▶ EXERCISE INSTRUCTIONS
Pick out the lines below with "Output" and list them.

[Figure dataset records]
▬▬▬▬▬▬
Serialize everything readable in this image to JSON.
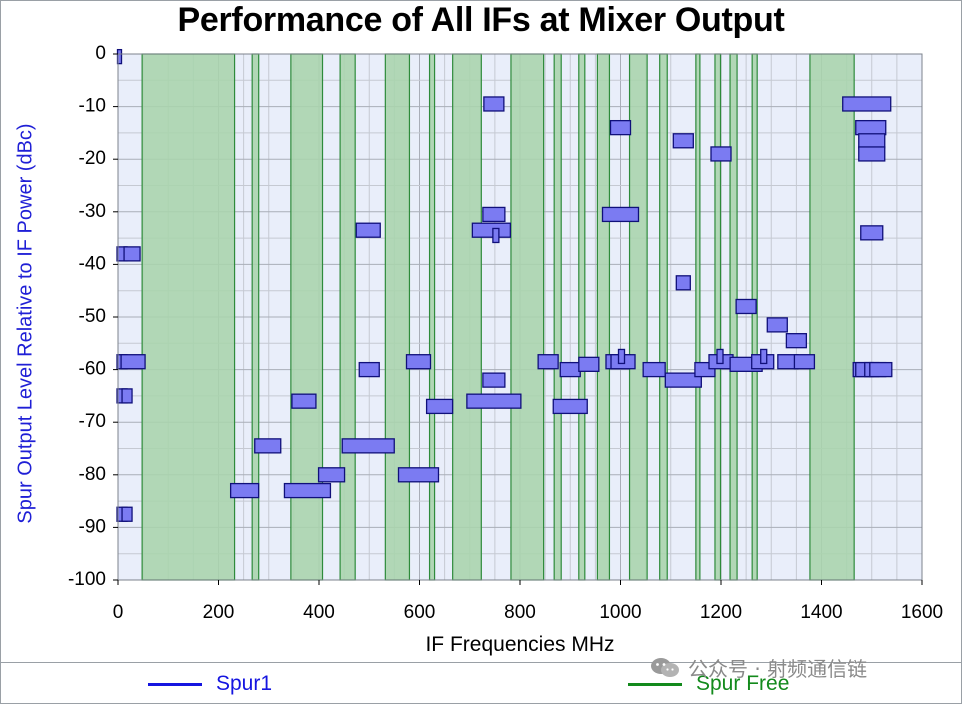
{
  "colors": {
    "spur_fill": "#7b7bf2",
    "spur_stroke": "#10107a",
    "spur_line": "#1515e0",
    "free_fill": "#a8d4ac",
    "free_stroke": "#2e8b3b",
    "free_line": "#138a1c",
    "plot_bg": "#e9eefa",
    "grid": "#c5c9d2"
  },
  "chart_data": {
    "type": "scatter",
    "title": "Performance of All IFs at Mixer Output",
    "xlabel": "IF Frequencies MHz",
    "ylabel": "Spur Output Level Relative to IF Power (dBc)",
    "xlim": [
      0,
      1600
    ],
    "ylim": [
      -100,
      0
    ],
    "x_ticks": [
      0,
      200,
      400,
      600,
      800,
      1000,
      1200,
      1400,
      1600
    ],
    "y_ticks": [
      0,
      -10,
      -20,
      -30,
      -40,
      -50,
      -60,
      -70,
      -80,
      -90,
      -100
    ],
    "grid": true,
    "legend_position": "bottom",
    "legend": [
      {
        "name": "Spur1",
        "color": "#1515e0"
      },
      {
        "name": "Spur Free",
        "color": "#138a1c"
      }
    ],
    "spur_free_bands": [
      [
        48,
        232
      ],
      [
        267,
        280
      ],
      [
        344,
        407
      ],
      [
        442,
        472
      ],
      [
        532,
        580
      ],
      [
        620,
        630
      ],
      [
        666,
        723
      ],
      [
        782,
        847
      ],
      [
        868,
        882
      ],
      [
        917,
        929
      ],
      [
        954,
        978
      ],
      [
        1018,
        1053
      ],
      [
        1078,
        1093
      ],
      [
        1150,
        1158
      ],
      [
        1188,
        1199
      ],
      [
        1218,
        1232
      ],
      [
        1262,
        1272
      ],
      [
        1377,
        1465
      ]
    ],
    "spur_series": {
      "name": "Spur1",
      "points": [
        {
          "x": 3,
          "y": -0.5,
          "w": 4
        },
        {
          "x": 8,
          "y": -38,
          "w": 10
        },
        {
          "x": 28,
          "y": -38,
          "w": 16
        },
        {
          "x": 8,
          "y": -58.5,
          "w": 10
        },
        {
          "x": 30,
          "y": -58.5,
          "w": 24
        },
        {
          "x": 8,
          "y": -65,
          "w": 10
        },
        {
          "x": 18,
          "y": -65,
          "w": 10
        },
        {
          "x": 8,
          "y": -87.5,
          "w": 10
        },
        {
          "x": 18,
          "y": -87.5,
          "w": 10
        },
        {
          "x": 252,
          "y": -83,
          "w": 28
        },
        {
          "x": 298,
          "y": -74.5,
          "w": 26
        },
        {
          "x": 370,
          "y": -66,
          "w": 24
        },
        {
          "x": 377,
          "y": -83,
          "w": 46
        },
        {
          "x": 425,
          "y": -80,
          "w": 26
        },
        {
          "x": 498,
          "y": -33.5,
          "w": 24
        },
        {
          "x": 500,
          "y": -60,
          "w": 20
        },
        {
          "x": 498,
          "y": -74.5,
          "w": 52
        },
        {
          "x": 598,
          "y": -58.5,
          "w": 24
        },
        {
          "x": 598,
          "y": -80,
          "w": 40
        },
        {
          "x": 640,
          "y": -67,
          "w": 26
        },
        {
          "x": 748,
          "y": -9.5,
          "w": 20
        },
        {
          "x": 748,
          "y": -30.5,
          "w": 22
        },
        {
          "x": 743,
          "y": -33.5,
          "w": 38
        },
        {
          "x": 752,
          "y": -34.5,
          "w": 6
        },
        {
          "x": 748,
          "y": -62,
          "w": 22
        },
        {
          "x": 748,
          "y": -66,
          "w": 54
        },
        {
          "x": 856,
          "y": -58.5,
          "w": 20
        },
        {
          "x": 900,
          "y": -60,
          "w": 20
        },
        {
          "x": 900,
          "y": -67,
          "w": 34
        },
        {
          "x": 937,
          "y": -59,
          "w": 20
        },
        {
          "x": 1000,
          "y": -14,
          "w": 20
        },
        {
          "x": 1000,
          "y": -30.5,
          "w": 36
        },
        {
          "x": 995,
          "y": -58.5,
          "w": 24
        },
        {
          "x": 1005,
          "y": -58.5,
          "w": 24
        },
        {
          "x": 1002,
          "y": -57.5,
          "w": 6
        },
        {
          "x": 1067,
          "y": -60,
          "w": 22
        },
        {
          "x": 1125,
          "y": -16.5,
          "w": 20
        },
        {
          "x": 1125,
          "y": -43.5,
          "w": 14
        },
        {
          "x": 1125,
          "y": -62,
          "w": 36
        },
        {
          "x": 1168,
          "y": -60,
          "w": 20
        },
        {
          "x": 1200,
          "y": -19,
          "w": 20
        },
        {
          "x": 1200,
          "y": -58.5,
          "w": 24
        },
        {
          "x": 1198,
          "y": -57.5,
          "w": 6
        },
        {
          "x": 1250,
          "y": -48,
          "w": 20
        },
        {
          "x": 1250,
          "y": -59,
          "w": 32
        },
        {
          "x": 1283,
          "y": -58.5,
          "w": 22
        },
        {
          "x": 1285,
          "y": -57.5,
          "w": 6
        },
        {
          "x": 1312,
          "y": -51.5,
          "w": 20
        },
        {
          "x": 1333,
          "y": -58.5,
          "w": 20
        },
        {
          "x": 1350,
          "y": -54.5,
          "w": 20
        },
        {
          "x": 1366,
          "y": -58.5,
          "w": 20
        },
        {
          "x": 1490,
          "y": -9.5,
          "w": 48
        },
        {
          "x": 1498,
          "y": -14,
          "w": 30
        },
        {
          "x": 1500,
          "y": -16.5,
          "w": 26
        },
        {
          "x": 1500,
          "y": -19,
          "w": 26
        },
        {
          "x": 1500,
          "y": -34,
          "w": 22
        },
        {
          "x": 1483,
          "y": -60,
          "w": 20
        },
        {
          "x": 1498,
          "y": -60,
          "w": 30
        },
        {
          "x": 1500,
          "y": -60,
          "w": 14
        },
        {
          "x": 1518,
          "y": -60,
          "w": 22
        }
      ]
    }
  },
  "watermark": {
    "text": "公众号 · 射频通信链"
  }
}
▬▬▬▬▬▬
▶ COMPLETED TASK
    "title": "Performance of All IFs at Mixer Output",
    "ylabel": "Spur Output Level Relative to IF Power (dBc)",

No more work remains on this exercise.